(Dataset listings of figures)
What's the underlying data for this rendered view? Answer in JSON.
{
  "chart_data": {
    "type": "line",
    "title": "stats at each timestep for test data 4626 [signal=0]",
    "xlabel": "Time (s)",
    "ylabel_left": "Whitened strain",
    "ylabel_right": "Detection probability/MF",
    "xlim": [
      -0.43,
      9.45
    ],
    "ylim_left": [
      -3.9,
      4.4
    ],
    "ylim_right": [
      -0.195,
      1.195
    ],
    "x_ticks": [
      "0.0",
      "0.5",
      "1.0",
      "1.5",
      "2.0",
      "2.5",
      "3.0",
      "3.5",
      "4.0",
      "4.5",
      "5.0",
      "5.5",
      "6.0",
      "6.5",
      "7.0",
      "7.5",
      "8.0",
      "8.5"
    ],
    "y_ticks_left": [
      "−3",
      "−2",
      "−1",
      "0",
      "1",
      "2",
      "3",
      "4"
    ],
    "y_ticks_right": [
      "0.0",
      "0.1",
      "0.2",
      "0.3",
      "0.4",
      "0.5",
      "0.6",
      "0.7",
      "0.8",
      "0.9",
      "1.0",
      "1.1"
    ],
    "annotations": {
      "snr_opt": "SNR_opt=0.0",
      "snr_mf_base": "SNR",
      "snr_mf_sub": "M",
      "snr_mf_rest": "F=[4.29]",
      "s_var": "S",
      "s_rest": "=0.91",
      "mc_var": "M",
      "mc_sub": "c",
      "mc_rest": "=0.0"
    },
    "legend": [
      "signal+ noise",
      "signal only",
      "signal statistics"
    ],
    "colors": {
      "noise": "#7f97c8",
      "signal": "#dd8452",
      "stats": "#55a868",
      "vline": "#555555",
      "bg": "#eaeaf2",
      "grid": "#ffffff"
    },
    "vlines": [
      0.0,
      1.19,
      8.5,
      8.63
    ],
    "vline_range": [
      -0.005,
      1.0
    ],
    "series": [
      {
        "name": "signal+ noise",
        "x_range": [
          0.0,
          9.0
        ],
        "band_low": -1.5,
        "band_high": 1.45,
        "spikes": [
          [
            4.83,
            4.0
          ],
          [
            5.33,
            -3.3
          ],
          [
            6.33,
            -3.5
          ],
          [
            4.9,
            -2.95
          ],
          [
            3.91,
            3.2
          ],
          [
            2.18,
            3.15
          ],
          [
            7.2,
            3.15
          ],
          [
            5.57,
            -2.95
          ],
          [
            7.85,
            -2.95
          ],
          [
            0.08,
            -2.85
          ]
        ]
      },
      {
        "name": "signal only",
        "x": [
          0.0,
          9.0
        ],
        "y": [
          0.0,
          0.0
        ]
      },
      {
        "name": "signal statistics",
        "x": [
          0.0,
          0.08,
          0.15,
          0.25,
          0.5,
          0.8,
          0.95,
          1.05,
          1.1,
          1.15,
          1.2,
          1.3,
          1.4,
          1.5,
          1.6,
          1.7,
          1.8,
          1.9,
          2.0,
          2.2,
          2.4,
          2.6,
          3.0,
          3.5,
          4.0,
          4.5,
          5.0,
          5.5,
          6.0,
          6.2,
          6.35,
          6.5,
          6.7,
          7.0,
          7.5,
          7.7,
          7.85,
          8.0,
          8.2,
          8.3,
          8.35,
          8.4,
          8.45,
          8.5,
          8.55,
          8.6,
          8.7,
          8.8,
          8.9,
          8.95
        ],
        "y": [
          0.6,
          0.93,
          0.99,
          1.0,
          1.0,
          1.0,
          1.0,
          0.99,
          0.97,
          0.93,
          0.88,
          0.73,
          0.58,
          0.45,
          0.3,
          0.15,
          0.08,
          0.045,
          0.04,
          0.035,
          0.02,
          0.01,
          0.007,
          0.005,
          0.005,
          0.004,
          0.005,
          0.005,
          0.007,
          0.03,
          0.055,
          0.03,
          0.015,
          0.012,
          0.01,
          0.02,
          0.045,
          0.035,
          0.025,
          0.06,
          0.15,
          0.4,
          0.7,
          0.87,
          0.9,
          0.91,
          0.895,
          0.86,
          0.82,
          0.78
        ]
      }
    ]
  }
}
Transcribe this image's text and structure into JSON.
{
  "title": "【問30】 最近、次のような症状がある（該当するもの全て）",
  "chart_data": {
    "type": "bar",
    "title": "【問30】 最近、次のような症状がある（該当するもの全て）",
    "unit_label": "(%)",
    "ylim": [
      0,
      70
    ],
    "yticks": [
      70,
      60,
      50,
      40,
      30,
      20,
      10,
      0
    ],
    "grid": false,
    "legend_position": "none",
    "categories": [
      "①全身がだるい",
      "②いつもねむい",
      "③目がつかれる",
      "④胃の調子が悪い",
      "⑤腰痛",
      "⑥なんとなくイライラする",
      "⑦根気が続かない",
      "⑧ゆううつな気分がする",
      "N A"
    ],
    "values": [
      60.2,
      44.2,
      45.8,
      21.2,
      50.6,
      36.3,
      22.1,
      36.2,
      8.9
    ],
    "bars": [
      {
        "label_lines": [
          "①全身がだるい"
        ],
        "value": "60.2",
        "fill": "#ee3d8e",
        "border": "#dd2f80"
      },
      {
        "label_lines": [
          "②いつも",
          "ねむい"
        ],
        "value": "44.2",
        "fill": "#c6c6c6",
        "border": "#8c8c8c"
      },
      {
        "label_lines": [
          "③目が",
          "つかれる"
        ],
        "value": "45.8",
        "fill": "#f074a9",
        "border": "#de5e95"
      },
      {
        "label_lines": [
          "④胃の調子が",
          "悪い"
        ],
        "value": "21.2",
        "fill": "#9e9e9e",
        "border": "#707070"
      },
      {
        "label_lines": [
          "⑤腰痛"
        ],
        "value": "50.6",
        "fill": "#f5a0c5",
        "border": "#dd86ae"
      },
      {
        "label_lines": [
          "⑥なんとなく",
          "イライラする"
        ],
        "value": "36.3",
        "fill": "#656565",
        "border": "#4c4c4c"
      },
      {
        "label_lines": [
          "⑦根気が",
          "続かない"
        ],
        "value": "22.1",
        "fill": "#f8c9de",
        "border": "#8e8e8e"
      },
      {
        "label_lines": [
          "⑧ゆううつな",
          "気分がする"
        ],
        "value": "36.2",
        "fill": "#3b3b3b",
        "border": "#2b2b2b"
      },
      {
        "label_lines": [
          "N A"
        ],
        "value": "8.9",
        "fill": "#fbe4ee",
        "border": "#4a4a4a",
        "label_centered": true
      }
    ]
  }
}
* * *
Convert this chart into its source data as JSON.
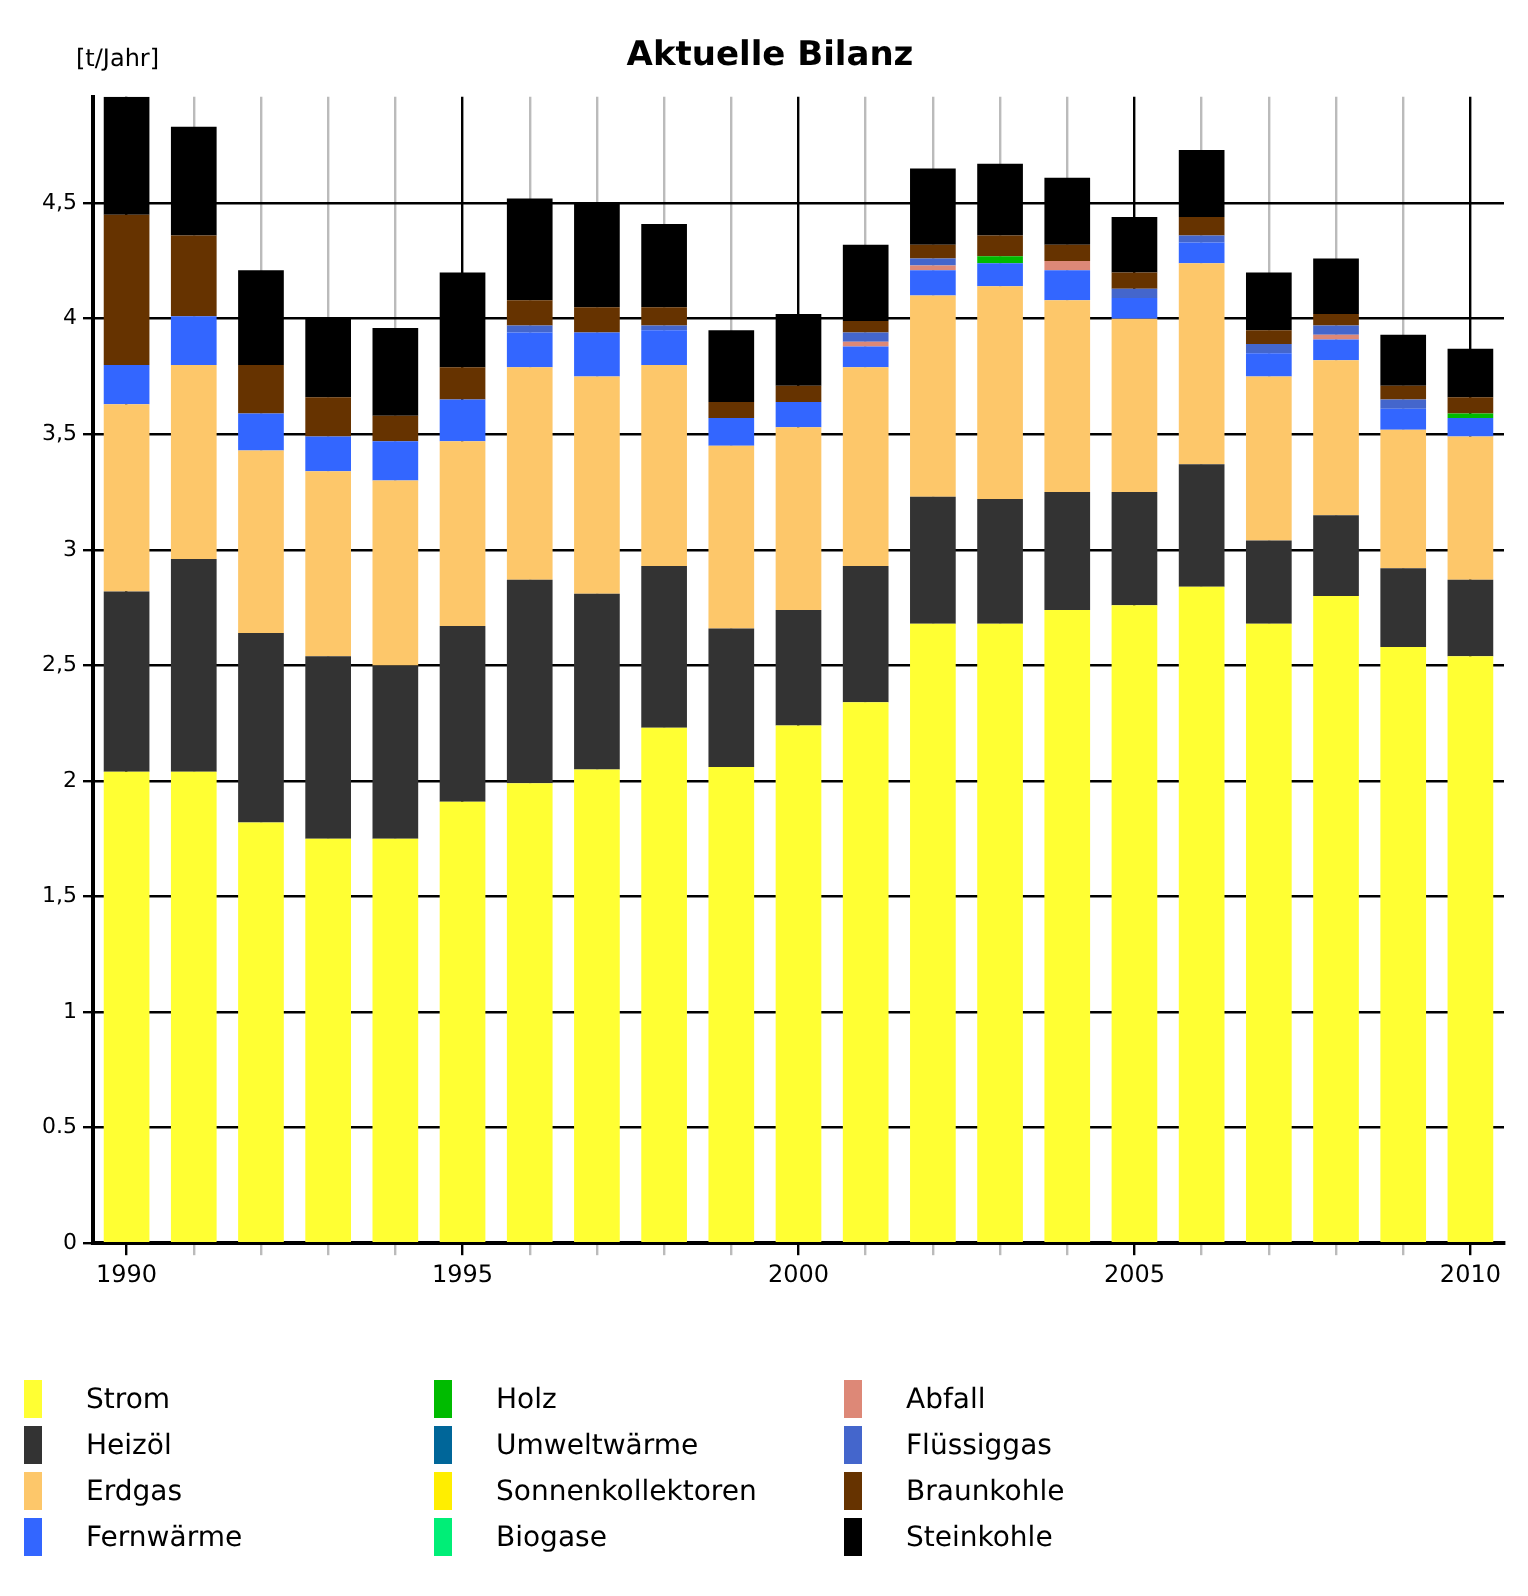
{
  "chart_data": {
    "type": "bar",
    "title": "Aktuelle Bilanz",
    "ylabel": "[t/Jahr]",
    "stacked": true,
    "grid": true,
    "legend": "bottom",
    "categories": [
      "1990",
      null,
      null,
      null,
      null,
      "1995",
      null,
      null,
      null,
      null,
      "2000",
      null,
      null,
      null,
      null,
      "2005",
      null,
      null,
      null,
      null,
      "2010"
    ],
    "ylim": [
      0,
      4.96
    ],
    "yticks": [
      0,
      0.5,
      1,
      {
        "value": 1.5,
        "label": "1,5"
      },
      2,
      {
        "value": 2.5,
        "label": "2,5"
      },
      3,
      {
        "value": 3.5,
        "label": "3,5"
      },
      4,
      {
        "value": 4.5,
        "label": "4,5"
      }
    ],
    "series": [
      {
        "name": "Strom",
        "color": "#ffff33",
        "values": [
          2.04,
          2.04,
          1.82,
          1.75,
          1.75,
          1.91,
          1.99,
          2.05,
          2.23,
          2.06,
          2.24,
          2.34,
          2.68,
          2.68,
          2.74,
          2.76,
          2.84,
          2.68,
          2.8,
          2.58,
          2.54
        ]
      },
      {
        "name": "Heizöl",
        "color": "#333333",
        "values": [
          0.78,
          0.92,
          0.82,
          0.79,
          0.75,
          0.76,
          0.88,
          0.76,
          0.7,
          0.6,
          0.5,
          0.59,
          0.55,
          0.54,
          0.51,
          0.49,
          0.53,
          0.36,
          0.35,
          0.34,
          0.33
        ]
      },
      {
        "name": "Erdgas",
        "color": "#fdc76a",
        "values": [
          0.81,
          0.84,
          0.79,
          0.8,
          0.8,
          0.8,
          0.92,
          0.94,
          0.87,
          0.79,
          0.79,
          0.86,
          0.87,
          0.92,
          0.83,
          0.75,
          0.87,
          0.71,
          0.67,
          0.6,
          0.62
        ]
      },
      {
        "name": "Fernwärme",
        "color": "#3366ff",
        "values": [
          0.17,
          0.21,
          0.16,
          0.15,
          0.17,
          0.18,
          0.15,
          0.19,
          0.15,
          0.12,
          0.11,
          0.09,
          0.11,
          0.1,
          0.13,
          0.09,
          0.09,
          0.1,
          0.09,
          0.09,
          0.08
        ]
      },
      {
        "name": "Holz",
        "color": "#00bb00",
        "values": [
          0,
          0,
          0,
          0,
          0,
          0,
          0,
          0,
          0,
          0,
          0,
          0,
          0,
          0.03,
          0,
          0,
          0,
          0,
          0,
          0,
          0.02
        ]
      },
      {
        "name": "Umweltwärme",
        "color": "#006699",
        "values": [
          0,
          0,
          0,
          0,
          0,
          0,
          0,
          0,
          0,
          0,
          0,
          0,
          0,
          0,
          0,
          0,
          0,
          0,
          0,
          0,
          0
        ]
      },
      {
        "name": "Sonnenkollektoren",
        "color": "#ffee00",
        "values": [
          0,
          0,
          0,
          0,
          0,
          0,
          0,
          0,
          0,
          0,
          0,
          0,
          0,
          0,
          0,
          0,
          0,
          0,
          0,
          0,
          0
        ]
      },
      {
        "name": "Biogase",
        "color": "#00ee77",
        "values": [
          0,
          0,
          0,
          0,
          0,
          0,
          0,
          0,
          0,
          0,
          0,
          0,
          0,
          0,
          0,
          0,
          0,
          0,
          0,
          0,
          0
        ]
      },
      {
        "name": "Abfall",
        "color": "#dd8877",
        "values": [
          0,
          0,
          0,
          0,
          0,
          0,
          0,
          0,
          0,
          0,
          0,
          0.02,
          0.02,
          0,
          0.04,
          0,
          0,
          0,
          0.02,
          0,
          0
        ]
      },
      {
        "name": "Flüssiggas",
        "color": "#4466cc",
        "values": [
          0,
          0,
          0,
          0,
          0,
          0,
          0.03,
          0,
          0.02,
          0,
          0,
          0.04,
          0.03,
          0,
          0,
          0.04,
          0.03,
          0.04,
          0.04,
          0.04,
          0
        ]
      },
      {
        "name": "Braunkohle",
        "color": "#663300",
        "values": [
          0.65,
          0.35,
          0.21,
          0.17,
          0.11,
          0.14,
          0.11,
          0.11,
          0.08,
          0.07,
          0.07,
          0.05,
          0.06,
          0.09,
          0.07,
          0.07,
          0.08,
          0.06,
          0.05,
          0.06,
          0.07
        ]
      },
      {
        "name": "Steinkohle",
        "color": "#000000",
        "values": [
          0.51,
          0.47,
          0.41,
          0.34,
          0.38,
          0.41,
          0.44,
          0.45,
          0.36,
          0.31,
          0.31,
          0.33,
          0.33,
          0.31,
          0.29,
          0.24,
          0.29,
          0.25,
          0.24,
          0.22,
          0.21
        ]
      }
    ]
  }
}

WHAT IS NEEDED:
Tally the lines containing "this". Provide the number without any other words.

CORRECT RESPONSE:
3